== Input material ==
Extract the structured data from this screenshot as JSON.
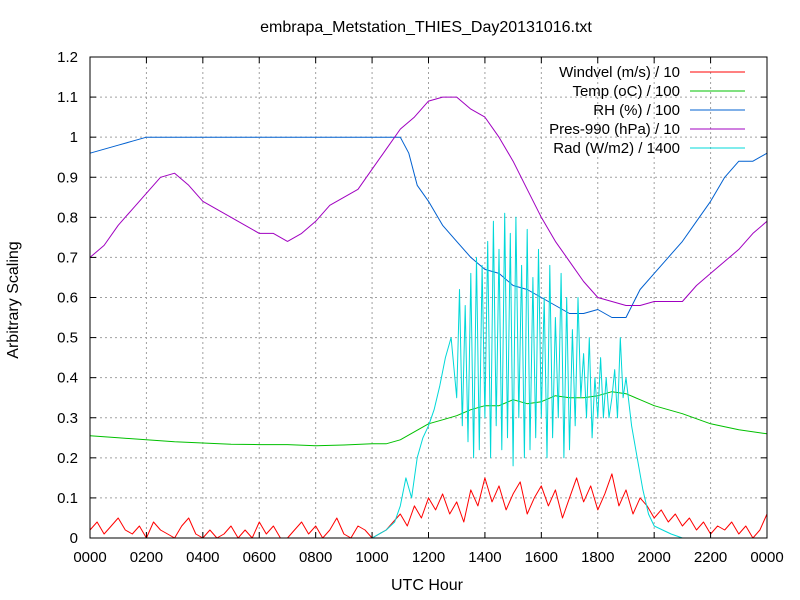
{
  "chart_data": {
    "type": "line",
    "title": "embrapa_Metstation_THIES_Day20131016.txt",
    "xlabel": "UTC Hour",
    "ylabel": "Arbitrary Scaling",
    "xlim": [
      0,
      24
    ],
    "ylim": [
      0,
      1.2
    ],
    "grid": true,
    "legend_position": "top-right",
    "x_ticks": [
      {
        "value": 0,
        "label": "0000"
      },
      {
        "value": 2,
        "label": "0200"
      },
      {
        "value": 4,
        "label": "0400"
      },
      {
        "value": 6,
        "label": "0600"
      },
      {
        "value": 8,
        "label": "0800"
      },
      {
        "value": 10,
        "label": "1000"
      },
      {
        "value": 12,
        "label": "1200"
      },
      {
        "value": 14,
        "label": "1400"
      },
      {
        "value": 16,
        "label": "1600"
      },
      {
        "value": 18,
        "label": "1800"
      },
      {
        "value": 20,
        "label": "2000"
      },
      {
        "value": 22,
        "label": "2200"
      },
      {
        "value": 24,
        "label": "0000"
      }
    ],
    "y_ticks": [
      {
        "value": 0,
        "label": "0"
      },
      {
        "value": 0.1,
        "label": "0.1"
      },
      {
        "value": 0.2,
        "label": "0.2"
      },
      {
        "value": 0.3,
        "label": "0.3"
      },
      {
        "value": 0.4,
        "label": "0.4"
      },
      {
        "value": 0.5,
        "label": "0.5"
      },
      {
        "value": 0.6,
        "label": "0.6"
      },
      {
        "value": 0.7,
        "label": "0.7"
      },
      {
        "value": 0.8,
        "label": "0.8"
      },
      {
        "value": 0.9,
        "label": "0.9"
      },
      {
        "value": 1.0,
        "label": "1"
      },
      {
        "value": 1.1,
        "label": "1.1"
      },
      {
        "value": 1.2,
        "label": "1.2"
      }
    ],
    "series": [
      {
        "name": "Windvel (m/s) / 10",
        "color": "#ff0000",
        "x": [
          0,
          0.25,
          0.5,
          0.75,
          1,
          1.25,
          1.5,
          1.75,
          2,
          2.25,
          2.5,
          2.75,
          3,
          3.25,
          3.5,
          3.75,
          4,
          4.25,
          4.5,
          4.75,
          5,
          5.25,
          5.5,
          5.75,
          6,
          6.25,
          6.5,
          6.75,
          7,
          7.25,
          7.5,
          7.75,
          8,
          8.25,
          8.5,
          8.75,
          9,
          9.25,
          9.5,
          9.75,
          10,
          10.25,
          10.5,
          10.75,
          11,
          11.25,
          11.5,
          11.75,
          12,
          12.25,
          12.5,
          12.75,
          13,
          13.25,
          13.5,
          13.75,
          14,
          14.25,
          14.5,
          14.75,
          15,
          15.25,
          15.5,
          15.75,
          16,
          16.25,
          16.5,
          16.75,
          17,
          17.25,
          17.5,
          17.75,
          18,
          18.25,
          18.5,
          18.75,
          19,
          19.25,
          19.5,
          19.75,
          20,
          20.25,
          20.5,
          20.75,
          21,
          21.25,
          21.5,
          21.75,
          22,
          22.25,
          22.5,
          22.75,
          23,
          23.25,
          23.5,
          23.75,
          24
        ],
        "y": [
          0.02,
          0.04,
          0.01,
          0.03,
          0.05,
          0.02,
          0.01,
          0.03,
          0.0,
          0.04,
          0.02,
          0.01,
          0.0,
          0.03,
          0.05,
          0.01,
          0.0,
          0.02,
          0.0,
          0.01,
          0.03,
          0.0,
          0.02,
          0.0,
          0.04,
          0.01,
          0.03,
          0.0,
          0.0,
          0.02,
          0.04,
          0.01,
          0.03,
          0.0,
          0.02,
          0.05,
          0.01,
          0.0,
          0.03,
          0.02,
          0.0,
          0.01,
          0.02,
          0.04,
          0.06,
          0.03,
          0.08,
          0.05,
          0.1,
          0.07,
          0.11,
          0.06,
          0.09,
          0.04,
          0.12,
          0.08,
          0.15,
          0.09,
          0.13,
          0.07,
          0.11,
          0.14,
          0.06,
          0.1,
          0.13,
          0.08,
          0.12,
          0.05,
          0.1,
          0.15,
          0.09,
          0.13,
          0.07,
          0.11,
          0.16,
          0.08,
          0.12,
          0.06,
          0.1,
          0.08,
          0.05,
          0.07,
          0.04,
          0.06,
          0.03,
          0.05,
          0.02,
          0.04,
          0.01,
          0.03,
          0.02,
          0.04,
          0.01,
          0.03,
          0.0,
          0.02,
          0.06
        ]
      },
      {
        "name": "Temp (oC) / 100",
        "color": "#00c000",
        "x": [
          0,
          1,
          2,
          3,
          4,
          5,
          6,
          7,
          8,
          9,
          10,
          10.5,
          11,
          11.5,
          12,
          12.5,
          13,
          13.5,
          14,
          14.5,
          15,
          15.5,
          16,
          16.5,
          17,
          17.5,
          18,
          18.5,
          19,
          19.5,
          20,
          21,
          22,
          23,
          24
        ],
        "y": [
          0.255,
          0.25,
          0.245,
          0.24,
          0.237,
          0.234,
          0.233,
          0.233,
          0.23,
          0.232,
          0.235,
          0.235,
          0.245,
          0.265,
          0.285,
          0.295,
          0.305,
          0.32,
          0.33,
          0.33,
          0.345,
          0.335,
          0.34,
          0.355,
          0.35,
          0.35,
          0.355,
          0.365,
          0.36,
          0.345,
          0.33,
          0.31,
          0.285,
          0.27,
          0.26
        ]
      },
      {
        "name": "RH (%) / 100",
        "color": "#0060d0",
        "x": [
          0,
          0.5,
          1,
          1.5,
          2,
          2.5,
          3,
          4,
          5,
          6,
          7,
          8,
          9,
          10,
          10.5,
          11,
          11.3,
          11.6,
          12,
          12.5,
          13,
          13.5,
          14,
          14.5,
          15,
          15.5,
          16,
          16.5,
          17,
          17.5,
          18,
          18.5,
          19,
          19.5,
          20,
          20.5,
          21,
          21.5,
          22,
          22.5,
          23,
          23.5,
          24
        ],
        "y": [
          0.96,
          0.97,
          0.98,
          0.99,
          1.0,
          1.0,
          1.0,
          1.0,
          1.0,
          1.0,
          1.0,
          1.0,
          1.0,
          1.0,
          1.0,
          1.0,
          0.96,
          0.88,
          0.84,
          0.78,
          0.74,
          0.7,
          0.67,
          0.66,
          0.63,
          0.62,
          0.6,
          0.58,
          0.56,
          0.56,
          0.57,
          0.55,
          0.55,
          0.62,
          0.66,
          0.7,
          0.74,
          0.79,
          0.84,
          0.9,
          0.94,
          0.94,
          0.96
        ]
      },
      {
        "name": "Pres-990 (hPa) / 10",
        "color": "#a000c0",
        "x": [
          0,
          0.5,
          1,
          1.5,
          2,
          2.5,
          3,
          3.5,
          4,
          4.5,
          5,
          5.5,
          6,
          6.5,
          7,
          7.5,
          8,
          8.5,
          9,
          9.5,
          10,
          10.5,
          11,
          11.5,
          12,
          12.5,
          13,
          13.5,
          14,
          14.5,
          15,
          15.5,
          16,
          16.5,
          17,
          17.5,
          18,
          18.5,
          19,
          19.5,
          20,
          20.5,
          21,
          21.5,
          22,
          22.5,
          23,
          23.5,
          24
        ],
        "y": [
          0.7,
          0.73,
          0.78,
          0.82,
          0.86,
          0.9,
          0.91,
          0.88,
          0.84,
          0.82,
          0.8,
          0.78,
          0.76,
          0.76,
          0.74,
          0.76,
          0.79,
          0.83,
          0.85,
          0.87,
          0.92,
          0.97,
          1.02,
          1.05,
          1.09,
          1.1,
          1.1,
          1.07,
          1.05,
          1.0,
          0.94,
          0.87,
          0.8,
          0.74,
          0.69,
          0.64,
          0.6,
          0.59,
          0.58,
          0.58,
          0.59,
          0.59,
          0.59,
          0.63,
          0.66,
          0.69,
          0.72,
          0.76,
          0.79
        ]
      },
      {
        "name": "Rad (W/m2) / 1400",
        "color": "#00d8d8",
        "x": [
          0,
          10,
          10.5,
          10.8,
          11,
          11.2,
          11.4,
          11.6,
          11.8,
          12,
          12.2,
          12.4,
          12.6,
          12.8,
          13,
          13.1,
          13.2,
          13.3,
          13.4,
          13.5,
          13.6,
          13.7,
          13.8,
          13.9,
          14,
          14.1,
          14.2,
          14.3,
          14.4,
          14.5,
          14.6,
          14.7,
          14.8,
          14.9,
          15,
          15.1,
          15.2,
          15.3,
          15.4,
          15.5,
          15.6,
          15.7,
          15.8,
          15.9,
          16,
          16.1,
          16.2,
          16.3,
          16.4,
          16.5,
          16.6,
          16.7,
          16.8,
          16.9,
          17,
          17.1,
          17.2,
          17.3,
          17.4,
          17.5,
          17.6,
          17.7,
          17.8,
          17.9,
          18,
          18.1,
          18.2,
          18.3,
          18.4,
          18.5,
          18.6,
          18.7,
          18.8,
          18.9,
          19,
          19.2,
          19.4,
          19.6,
          19.8,
          20,
          20.3,
          20.6,
          21,
          24
        ],
        "y": [
          0,
          0,
          0.02,
          0.04,
          0.08,
          0.15,
          0.1,
          0.2,
          0.25,
          0.28,
          0.32,
          0.38,
          0.45,
          0.5,
          0.35,
          0.62,
          0.28,
          0.58,
          0.24,
          0.66,
          0.2,
          0.7,
          0.22,
          0.68,
          0.3,
          0.74,
          0.2,
          0.79,
          0.28,
          0.72,
          0.22,
          0.81,
          0.25,
          0.76,
          0.18,
          0.8,
          0.3,
          0.68,
          0.2,
          0.77,
          0.22,
          0.65,
          0.25,
          0.72,
          0.3,
          0.6,
          0.2,
          0.68,
          0.25,
          0.55,
          0.3,
          0.66,
          0.2,
          0.6,
          0.22,
          0.52,
          0.28,
          0.6,
          0.35,
          0.46,
          0.3,
          0.5,
          0.25,
          0.4,
          0.3,
          0.45,
          0.3,
          0.4,
          0.3,
          0.35,
          0.42,
          0.3,
          0.5,
          0.35,
          0.4,
          0.28,
          0.2,
          0.12,
          0.06,
          0.03,
          0.02,
          0.01,
          0,
          0
        ]
      }
    ]
  }
}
===
* _Required task_: Copy out all lines from the material above that contain the string "name".

* _Output of the task_:
        "name": "Windvel (m/s) / 10",
        "name": "Temp (oC) / 100",
        "name": "RH (%) / 100",
        "name": "Pres-990 (hPa) / 10",
        "name": "Rad (W/m2) / 1400",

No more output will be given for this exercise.